Data items

───

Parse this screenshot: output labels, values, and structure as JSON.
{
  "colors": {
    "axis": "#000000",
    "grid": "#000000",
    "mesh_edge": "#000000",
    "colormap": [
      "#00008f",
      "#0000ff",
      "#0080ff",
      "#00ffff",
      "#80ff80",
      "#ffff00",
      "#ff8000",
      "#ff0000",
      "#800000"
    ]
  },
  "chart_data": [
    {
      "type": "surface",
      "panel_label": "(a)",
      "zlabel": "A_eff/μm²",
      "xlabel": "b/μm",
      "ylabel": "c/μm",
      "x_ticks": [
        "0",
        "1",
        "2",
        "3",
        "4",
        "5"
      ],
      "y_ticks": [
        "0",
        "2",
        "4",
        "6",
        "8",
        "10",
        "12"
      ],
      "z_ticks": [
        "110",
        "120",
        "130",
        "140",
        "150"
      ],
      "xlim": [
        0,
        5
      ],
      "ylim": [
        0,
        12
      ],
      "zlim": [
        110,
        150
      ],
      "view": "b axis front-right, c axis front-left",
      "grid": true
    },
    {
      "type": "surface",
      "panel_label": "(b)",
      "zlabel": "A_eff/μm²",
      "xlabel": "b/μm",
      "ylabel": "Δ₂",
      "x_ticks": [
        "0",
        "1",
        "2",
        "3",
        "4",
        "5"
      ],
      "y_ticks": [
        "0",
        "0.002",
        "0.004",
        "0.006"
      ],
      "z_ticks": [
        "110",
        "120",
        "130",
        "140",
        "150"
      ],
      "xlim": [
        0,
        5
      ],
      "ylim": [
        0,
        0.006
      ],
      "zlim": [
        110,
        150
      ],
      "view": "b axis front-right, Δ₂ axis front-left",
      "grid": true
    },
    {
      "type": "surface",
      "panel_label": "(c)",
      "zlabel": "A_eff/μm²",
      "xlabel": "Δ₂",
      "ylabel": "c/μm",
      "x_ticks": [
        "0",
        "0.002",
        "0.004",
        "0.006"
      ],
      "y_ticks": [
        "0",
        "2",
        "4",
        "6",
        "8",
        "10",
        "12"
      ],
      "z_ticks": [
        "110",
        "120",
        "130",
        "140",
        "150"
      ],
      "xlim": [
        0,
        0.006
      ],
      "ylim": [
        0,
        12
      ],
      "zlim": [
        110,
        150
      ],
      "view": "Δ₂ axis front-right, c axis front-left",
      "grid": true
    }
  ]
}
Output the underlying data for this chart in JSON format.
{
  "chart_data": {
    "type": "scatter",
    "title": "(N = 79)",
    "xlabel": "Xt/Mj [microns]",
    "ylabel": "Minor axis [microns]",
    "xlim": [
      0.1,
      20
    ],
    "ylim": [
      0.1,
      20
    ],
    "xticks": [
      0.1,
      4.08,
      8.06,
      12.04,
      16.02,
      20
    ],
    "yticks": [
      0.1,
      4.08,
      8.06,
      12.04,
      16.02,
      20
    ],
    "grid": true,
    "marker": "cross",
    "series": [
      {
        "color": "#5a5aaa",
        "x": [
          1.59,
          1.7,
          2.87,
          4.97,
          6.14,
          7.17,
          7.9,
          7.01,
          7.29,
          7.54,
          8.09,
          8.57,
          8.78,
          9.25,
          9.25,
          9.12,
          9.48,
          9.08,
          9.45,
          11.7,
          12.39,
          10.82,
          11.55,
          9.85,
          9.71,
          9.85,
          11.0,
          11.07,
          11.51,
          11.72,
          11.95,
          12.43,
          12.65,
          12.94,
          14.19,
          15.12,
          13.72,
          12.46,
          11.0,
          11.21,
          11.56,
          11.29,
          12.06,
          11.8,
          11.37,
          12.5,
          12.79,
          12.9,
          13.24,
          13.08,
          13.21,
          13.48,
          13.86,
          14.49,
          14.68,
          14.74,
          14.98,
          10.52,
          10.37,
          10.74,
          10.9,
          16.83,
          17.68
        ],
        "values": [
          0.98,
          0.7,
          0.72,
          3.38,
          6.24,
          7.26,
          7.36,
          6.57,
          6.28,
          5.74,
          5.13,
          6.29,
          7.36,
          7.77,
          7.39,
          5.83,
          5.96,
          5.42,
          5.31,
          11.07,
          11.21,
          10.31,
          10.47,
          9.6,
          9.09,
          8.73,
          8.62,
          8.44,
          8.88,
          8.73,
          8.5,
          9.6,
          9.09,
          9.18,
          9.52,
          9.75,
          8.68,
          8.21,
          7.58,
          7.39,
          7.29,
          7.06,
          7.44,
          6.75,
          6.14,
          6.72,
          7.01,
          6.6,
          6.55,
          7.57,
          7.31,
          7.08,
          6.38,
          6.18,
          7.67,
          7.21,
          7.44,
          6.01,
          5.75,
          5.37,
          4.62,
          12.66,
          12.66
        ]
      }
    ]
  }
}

───

Task directions
The records above should be repeated in full, exactly as given.

Final answer
Parse this screenshot: output labels, values, and structure as JSON.
{
  "colors": {
    "axis": "#000000",
    "grid": "#000000",
    "mesh_edge": "#000000",
    "colormap": [
      "#00008f",
      "#0000ff",
      "#0080ff",
      "#00ffff",
      "#80ff80",
      "#ffff00",
      "#ff8000",
      "#ff0000",
      "#800000"
    ]
  },
  "chart_data": [
    {
      "type": "surface",
      "panel_label": "(a)",
      "zlabel": "A_eff/μm²",
      "xlabel": "b/μm",
      "ylabel": "c/μm",
      "x_ticks": [
        "0",
        "1",
        "2",
        "3",
        "4",
        "5"
      ],
      "y_ticks": [
        "0",
        "2",
        "4",
        "6",
        "8",
        "10",
        "12"
      ],
      "z_ticks": [
        "110",
        "120",
        "130",
        "140",
        "150"
      ],
      "xlim": [
        0,
        5
      ],
      "ylim": [
        0,
        12
      ],
      "zlim": [
        110,
        150
      ],
      "view": "b axis front-right, c axis front-left",
      "grid": true
    },
    {
      "type": "surface",
      "panel_label": "(b)",
      "zlabel": "A_eff/μm²",
      "xlabel": "b/μm",
      "ylabel": "Δ₂",
      "x_ticks": [
        "0",
        "1",
        "2",
        "3",
        "4",
        "5"
      ],
      "y_ticks": [
        "0",
        "0.002",
        "0.004",
        "0.006"
      ],
      "z_ticks": [
        "110",
        "120",
        "130",
        "140",
        "150"
      ],
      "xlim": [
        0,
        5
      ],
      "ylim": [
        0,
        0.006
      ],
      "zlim": [
        110,
        150
      ],
      "view": "b axis front-right, Δ₂ axis front-left",
      "grid": true
    },
    {
      "type": "surface",
      "panel_label": "(c)",
      "zlabel": "A_eff/μm²",
      "xlabel": "Δ₂",
      "ylabel": "c/μm",
      "x_ticks": [
        "0",
        "0.002",
        "0.004",
        "0.006"
      ],
      "y_ticks": [
        "0",
        "2",
        "4",
        "6",
        "8",
        "10",
        "12"
      ],
      "z_ticks": [
        "110",
        "120",
        "130",
        "140",
        "150"
      ],
      "xlim": [
        0,
        0.006
      ],
      "ylim": [
        0,
        12
      ],
      "zlim": [
        110,
        150
      ],
      "view": "Δ₂ axis front-right, c axis front-left",
      "grid": true
    }
  ]
}
Output the underlying data for this chart in JSON format.
{
  "chart_data": {
    "type": "scatter",
    "title": "(N = 79)",
    "xlabel": "Xt/Mj [microns]",
    "ylabel": "Minor axis [microns]",
    "xlim": [
      0.1,
      20
    ],
    "ylim": [
      0.1,
      20
    ],
    "xticks": [
      0.1,
      4.08,
      8.06,
      12.04,
      16.02,
      20
    ],
    "yticks": [
      0.1,
      4.08,
      8.06,
      12.04,
      16.02,
      20
    ],
    "grid": true,
    "marker": "cross",
    "series": [
      {
        "color": "#5a5aaa",
        "x": [
          1.59,
          1.7,
          2.87,
          4.97,
          6.14,
          7.17,
          7.9,
          7.01,
          7.29,
          7.54,
          8.09,
          8.57,
          8.78,
          9.25,
          9.25,
          9.12,
          9.48,
          9.08,
          9.45,
          11.7,
          12.39,
          10.82,
          11.55,
          9.85,
          9.71,
          9.85,
          11.0,
          11.07,
          11.51,
          11.72,
          11.95,
          12.43,
          12.65,
          12.94,
          14.19,
          15.12,
          13.72,
          12.46,
          11.0,
          11.21,
          11.56,
          11.29,
          12.06,
          11.8,
          11.37,
          12.5,
          12.79,
          12.9,
          13.24,
          13.08,
          13.21,
          13.48,
          13.86,
          14.49,
          14.68,
          14.74,
          14.98,
          10.52,
          10.37,
          10.74,
          10.9,
          16.83,
          17.68
        ],
        "values": [
          0.98,
          0.7,
          0.72,
          3.38,
          6.24,
          7.26,
          7.36,
          6.57,
          6.28,
          5.74,
          5.13,
          6.29,
          7.36,
          7.77,
          7.39,
          5.83,
          5.96,
          5.42,
          5.31,
          11.07,
          11.21,
          10.31,
          10.47,
          9.6,
          9.09,
          8.73,
          8.62,
          8.44,
          8.88,
          8.73,
          8.5,
          9.6,
          9.09,
          9.18,
          9.52,
          9.75,
          8.68,
          8.21,
          7.58,
          7.39,
          7.29,
          7.06,
          7.44,
          6.75,
          6.14,
          6.72,
          7.01,
          6.6,
          6.55,
          7.57,
          7.31,
          7.08,
          6.38,
          6.18,
          7.67,
          7.21,
          7.44,
          6.01,
          5.75,
          5.37,
          4.62,
          12.66,
          12.66
        ]
      }
    ]
  }
}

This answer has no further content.